▸ Goal of the exercise:
Among the records below, find each line that includes the string "Régularité" and copy it.

▸ Information provided:
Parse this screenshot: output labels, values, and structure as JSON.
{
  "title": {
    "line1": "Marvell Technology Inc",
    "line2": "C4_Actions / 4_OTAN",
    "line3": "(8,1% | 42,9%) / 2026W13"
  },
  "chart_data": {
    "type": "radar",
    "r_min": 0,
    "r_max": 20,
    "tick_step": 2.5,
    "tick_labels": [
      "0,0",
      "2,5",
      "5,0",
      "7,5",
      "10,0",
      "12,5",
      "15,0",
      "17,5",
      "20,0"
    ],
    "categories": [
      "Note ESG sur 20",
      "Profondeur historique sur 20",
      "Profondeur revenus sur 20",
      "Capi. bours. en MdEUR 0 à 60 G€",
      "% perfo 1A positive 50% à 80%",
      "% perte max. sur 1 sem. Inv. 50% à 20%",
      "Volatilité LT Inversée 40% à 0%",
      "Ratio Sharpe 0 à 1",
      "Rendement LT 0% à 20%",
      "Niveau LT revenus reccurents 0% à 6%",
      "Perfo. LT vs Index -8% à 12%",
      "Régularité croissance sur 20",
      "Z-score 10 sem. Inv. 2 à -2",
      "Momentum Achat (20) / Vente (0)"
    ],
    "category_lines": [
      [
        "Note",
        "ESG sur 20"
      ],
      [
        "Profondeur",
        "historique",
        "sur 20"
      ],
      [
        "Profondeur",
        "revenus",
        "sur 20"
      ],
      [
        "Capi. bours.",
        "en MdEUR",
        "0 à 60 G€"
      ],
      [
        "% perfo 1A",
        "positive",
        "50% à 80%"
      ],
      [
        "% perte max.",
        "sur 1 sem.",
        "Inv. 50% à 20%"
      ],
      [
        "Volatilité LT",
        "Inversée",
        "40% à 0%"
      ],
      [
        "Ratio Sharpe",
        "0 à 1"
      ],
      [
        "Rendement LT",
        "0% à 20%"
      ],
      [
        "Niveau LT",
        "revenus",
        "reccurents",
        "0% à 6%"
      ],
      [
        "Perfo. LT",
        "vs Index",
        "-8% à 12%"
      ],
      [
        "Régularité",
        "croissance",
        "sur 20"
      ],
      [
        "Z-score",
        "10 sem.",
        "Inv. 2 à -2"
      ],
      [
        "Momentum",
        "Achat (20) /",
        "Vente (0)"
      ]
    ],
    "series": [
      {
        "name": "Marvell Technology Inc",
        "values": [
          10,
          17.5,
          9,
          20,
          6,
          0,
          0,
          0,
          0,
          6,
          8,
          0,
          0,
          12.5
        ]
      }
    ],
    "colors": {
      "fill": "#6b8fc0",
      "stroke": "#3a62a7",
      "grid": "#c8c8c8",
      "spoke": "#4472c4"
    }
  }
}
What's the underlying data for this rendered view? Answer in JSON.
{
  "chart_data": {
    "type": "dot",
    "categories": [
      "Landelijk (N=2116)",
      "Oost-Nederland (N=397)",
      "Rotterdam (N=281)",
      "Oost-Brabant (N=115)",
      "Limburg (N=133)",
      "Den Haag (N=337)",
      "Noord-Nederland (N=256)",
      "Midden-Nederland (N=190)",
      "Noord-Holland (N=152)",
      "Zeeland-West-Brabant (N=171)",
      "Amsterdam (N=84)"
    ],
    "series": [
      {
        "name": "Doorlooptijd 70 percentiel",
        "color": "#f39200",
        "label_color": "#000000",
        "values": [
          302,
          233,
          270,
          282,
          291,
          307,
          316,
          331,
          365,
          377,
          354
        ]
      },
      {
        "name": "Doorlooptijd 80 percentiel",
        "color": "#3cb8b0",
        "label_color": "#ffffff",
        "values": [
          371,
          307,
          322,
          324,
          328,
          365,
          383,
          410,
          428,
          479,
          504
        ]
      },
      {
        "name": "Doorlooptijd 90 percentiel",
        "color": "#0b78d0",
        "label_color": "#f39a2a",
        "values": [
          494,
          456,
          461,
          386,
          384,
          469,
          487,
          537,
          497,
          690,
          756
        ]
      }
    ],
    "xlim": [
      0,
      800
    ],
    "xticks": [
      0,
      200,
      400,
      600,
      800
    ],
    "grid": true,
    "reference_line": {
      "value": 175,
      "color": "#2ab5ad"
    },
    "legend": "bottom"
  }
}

▸ Solution for this task:
      "Régularité croissance sur 20",
        "Régularité",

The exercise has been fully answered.